• Exercise material
start

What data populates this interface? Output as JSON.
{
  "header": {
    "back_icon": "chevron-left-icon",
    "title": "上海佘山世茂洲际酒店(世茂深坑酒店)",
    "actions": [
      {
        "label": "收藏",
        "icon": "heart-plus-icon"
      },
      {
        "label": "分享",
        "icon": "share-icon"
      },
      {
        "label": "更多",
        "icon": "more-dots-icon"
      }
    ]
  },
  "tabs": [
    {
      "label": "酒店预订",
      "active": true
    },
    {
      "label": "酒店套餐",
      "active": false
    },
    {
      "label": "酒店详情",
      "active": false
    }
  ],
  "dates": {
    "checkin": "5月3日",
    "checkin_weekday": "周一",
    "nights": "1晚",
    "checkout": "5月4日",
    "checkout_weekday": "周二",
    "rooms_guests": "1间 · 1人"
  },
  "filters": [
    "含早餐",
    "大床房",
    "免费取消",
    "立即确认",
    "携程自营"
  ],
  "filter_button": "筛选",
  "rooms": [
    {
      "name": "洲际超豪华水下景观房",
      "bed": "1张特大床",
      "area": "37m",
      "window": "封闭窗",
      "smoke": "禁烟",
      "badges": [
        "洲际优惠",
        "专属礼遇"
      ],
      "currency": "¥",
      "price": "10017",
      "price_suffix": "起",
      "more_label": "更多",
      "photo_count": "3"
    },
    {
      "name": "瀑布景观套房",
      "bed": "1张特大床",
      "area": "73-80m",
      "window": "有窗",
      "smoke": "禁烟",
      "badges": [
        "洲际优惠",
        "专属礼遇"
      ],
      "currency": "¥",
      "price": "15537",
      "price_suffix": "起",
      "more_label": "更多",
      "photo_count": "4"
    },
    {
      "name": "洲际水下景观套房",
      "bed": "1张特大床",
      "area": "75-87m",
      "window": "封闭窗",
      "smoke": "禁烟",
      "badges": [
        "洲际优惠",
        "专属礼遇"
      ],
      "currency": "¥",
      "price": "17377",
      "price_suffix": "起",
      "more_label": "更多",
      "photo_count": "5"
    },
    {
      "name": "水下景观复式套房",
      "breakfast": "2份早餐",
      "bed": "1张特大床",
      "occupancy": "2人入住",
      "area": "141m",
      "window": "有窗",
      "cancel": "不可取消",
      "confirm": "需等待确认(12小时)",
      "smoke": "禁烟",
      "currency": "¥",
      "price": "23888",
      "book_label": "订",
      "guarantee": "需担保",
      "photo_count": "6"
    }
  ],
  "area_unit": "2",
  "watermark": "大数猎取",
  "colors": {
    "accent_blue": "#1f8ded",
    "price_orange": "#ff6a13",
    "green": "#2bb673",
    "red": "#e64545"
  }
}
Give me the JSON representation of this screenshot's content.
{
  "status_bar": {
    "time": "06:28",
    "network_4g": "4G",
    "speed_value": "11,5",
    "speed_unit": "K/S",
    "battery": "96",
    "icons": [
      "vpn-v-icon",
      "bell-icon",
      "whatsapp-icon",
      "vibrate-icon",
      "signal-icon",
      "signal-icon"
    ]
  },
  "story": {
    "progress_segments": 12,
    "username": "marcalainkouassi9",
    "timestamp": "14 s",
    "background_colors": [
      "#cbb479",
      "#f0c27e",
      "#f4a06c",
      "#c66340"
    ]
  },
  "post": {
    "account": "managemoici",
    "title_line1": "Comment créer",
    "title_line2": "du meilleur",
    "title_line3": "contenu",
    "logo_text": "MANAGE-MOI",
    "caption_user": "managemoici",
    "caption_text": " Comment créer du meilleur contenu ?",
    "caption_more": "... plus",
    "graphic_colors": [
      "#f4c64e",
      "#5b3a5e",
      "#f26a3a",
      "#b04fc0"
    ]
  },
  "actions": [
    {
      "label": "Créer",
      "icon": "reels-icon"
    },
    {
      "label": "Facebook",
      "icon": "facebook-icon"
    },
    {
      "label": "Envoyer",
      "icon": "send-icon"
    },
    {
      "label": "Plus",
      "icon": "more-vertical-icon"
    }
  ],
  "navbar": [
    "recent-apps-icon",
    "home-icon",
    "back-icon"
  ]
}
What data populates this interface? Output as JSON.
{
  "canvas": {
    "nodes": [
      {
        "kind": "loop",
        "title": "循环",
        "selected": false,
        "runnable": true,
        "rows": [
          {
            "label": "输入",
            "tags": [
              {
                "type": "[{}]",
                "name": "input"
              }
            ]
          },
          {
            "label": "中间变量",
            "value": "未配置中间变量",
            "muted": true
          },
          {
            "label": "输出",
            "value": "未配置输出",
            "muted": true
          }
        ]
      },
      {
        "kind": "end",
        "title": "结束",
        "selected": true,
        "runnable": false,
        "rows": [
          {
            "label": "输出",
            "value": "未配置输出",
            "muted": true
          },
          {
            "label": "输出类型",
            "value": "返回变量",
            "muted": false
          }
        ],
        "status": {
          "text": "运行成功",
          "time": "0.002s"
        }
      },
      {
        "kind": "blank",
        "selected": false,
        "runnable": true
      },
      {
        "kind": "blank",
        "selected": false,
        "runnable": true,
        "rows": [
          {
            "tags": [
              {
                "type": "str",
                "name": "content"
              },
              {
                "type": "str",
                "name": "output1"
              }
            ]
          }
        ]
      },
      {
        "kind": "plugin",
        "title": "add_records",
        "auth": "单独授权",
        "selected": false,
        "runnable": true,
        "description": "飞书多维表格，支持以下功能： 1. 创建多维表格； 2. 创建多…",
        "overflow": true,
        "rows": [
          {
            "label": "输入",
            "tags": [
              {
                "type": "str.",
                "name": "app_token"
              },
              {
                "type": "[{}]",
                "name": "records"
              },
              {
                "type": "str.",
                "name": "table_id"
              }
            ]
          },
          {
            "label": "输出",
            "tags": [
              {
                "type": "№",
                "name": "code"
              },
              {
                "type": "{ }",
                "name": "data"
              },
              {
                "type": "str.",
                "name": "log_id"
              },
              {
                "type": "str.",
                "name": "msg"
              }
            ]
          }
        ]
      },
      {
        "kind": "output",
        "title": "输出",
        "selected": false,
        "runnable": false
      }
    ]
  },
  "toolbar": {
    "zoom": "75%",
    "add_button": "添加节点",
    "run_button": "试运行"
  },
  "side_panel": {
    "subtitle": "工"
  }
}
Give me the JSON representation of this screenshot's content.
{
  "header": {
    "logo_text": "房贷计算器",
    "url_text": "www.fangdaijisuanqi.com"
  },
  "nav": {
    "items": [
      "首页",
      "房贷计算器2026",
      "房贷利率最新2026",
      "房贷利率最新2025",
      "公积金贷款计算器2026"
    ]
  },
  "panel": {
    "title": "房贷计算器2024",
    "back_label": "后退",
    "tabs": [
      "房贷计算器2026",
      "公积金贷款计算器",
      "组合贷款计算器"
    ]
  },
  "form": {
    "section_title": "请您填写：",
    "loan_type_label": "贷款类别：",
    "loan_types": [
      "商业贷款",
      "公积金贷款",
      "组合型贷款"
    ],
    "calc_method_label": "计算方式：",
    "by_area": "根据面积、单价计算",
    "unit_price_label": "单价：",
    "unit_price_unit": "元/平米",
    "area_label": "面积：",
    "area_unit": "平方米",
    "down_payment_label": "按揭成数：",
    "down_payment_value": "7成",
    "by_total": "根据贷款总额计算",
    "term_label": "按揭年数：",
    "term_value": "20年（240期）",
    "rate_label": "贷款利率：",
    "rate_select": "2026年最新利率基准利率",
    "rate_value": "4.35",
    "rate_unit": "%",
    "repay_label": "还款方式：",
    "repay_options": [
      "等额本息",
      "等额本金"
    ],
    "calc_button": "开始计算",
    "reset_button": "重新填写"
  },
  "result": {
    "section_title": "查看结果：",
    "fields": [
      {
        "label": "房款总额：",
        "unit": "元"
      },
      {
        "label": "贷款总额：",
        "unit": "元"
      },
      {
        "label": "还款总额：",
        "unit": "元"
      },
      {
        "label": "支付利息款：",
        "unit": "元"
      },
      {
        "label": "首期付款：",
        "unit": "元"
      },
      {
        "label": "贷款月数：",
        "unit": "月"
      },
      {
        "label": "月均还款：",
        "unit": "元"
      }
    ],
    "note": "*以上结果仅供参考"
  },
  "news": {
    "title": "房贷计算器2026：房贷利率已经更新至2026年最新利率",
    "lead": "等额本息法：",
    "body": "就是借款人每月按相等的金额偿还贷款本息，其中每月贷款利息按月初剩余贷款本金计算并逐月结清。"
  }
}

end

• Problem statement
State only how many lines in the material include "Comment".

• Exercise result
2